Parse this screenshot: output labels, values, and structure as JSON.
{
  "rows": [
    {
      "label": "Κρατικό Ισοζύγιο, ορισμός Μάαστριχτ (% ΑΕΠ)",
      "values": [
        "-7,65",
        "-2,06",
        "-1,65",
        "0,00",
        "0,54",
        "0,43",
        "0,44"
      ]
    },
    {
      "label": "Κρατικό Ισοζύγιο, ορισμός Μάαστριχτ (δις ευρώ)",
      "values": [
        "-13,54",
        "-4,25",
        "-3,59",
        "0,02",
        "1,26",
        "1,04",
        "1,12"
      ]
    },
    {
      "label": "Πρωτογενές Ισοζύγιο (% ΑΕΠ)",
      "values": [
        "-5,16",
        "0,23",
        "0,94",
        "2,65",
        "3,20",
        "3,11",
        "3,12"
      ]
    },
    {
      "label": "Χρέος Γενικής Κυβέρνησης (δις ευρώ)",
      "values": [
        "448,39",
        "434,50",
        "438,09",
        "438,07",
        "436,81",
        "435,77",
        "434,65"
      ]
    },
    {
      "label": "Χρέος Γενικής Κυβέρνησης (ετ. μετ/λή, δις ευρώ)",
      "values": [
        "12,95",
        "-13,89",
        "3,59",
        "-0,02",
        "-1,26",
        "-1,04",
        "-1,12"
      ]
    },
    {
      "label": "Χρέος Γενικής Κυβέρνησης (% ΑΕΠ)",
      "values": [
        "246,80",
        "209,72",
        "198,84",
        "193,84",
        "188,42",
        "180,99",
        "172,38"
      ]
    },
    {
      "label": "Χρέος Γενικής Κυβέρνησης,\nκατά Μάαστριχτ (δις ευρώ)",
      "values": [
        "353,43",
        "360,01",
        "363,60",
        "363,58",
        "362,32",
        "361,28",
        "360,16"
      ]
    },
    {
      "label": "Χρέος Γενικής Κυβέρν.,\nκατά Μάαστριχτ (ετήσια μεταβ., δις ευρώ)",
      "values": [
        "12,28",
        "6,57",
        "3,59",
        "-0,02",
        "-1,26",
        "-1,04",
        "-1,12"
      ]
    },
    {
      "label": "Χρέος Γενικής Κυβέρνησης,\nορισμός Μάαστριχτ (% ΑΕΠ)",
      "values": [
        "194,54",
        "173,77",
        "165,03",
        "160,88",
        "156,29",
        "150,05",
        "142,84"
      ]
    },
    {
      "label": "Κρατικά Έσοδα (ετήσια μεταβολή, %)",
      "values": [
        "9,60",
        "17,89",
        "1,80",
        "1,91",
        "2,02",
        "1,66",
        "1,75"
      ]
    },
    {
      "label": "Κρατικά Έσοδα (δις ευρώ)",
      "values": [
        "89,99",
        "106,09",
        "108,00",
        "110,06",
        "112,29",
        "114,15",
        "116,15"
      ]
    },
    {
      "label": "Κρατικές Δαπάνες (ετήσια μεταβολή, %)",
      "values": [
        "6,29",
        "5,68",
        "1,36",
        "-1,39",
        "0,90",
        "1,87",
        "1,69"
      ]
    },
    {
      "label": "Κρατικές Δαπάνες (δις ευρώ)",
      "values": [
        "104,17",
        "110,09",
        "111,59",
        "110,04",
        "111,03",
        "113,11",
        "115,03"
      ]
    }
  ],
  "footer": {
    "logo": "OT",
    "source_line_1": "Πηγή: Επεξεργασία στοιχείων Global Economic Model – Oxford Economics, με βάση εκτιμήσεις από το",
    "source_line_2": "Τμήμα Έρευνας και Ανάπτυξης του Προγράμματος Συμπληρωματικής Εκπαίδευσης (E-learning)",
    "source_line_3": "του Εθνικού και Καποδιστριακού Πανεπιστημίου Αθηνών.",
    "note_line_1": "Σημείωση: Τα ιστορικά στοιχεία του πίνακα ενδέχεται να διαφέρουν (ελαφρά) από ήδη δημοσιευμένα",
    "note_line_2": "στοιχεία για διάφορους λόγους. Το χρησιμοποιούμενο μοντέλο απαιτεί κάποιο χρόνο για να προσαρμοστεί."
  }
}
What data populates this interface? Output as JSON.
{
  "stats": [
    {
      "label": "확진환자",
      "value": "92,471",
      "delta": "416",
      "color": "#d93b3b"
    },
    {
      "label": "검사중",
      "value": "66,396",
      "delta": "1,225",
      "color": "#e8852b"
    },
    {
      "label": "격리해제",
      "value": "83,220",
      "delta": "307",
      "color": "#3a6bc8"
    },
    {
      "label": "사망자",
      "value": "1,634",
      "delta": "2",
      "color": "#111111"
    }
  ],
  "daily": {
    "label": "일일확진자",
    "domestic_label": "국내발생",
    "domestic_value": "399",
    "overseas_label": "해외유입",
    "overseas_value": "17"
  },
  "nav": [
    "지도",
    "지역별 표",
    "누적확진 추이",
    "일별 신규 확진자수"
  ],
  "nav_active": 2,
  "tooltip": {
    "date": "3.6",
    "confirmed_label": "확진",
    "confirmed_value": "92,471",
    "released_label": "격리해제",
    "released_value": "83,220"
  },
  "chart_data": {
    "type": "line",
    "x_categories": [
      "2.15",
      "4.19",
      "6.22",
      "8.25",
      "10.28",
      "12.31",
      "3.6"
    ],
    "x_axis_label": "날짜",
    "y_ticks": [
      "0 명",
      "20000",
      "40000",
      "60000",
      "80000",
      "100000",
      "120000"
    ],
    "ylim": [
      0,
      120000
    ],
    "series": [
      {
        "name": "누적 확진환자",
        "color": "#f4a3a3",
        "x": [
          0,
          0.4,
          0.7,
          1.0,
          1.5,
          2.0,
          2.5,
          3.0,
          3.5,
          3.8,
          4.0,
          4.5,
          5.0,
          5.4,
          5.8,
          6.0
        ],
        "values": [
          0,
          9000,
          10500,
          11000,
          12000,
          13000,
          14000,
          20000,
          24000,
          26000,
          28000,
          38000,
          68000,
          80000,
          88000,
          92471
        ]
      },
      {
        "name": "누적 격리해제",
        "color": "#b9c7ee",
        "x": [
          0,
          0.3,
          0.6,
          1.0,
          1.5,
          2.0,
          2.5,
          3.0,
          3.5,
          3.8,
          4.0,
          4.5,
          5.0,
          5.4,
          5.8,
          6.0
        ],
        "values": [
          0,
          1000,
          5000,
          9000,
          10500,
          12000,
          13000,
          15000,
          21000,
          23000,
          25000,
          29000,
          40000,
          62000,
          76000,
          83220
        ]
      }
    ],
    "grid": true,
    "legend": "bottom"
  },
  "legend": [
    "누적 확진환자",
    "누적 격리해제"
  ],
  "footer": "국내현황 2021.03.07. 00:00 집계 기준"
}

——————————

## Request
In the listing above, how many lines include the word "ευρώ"? Answer with the number and nothing more.

## The response
7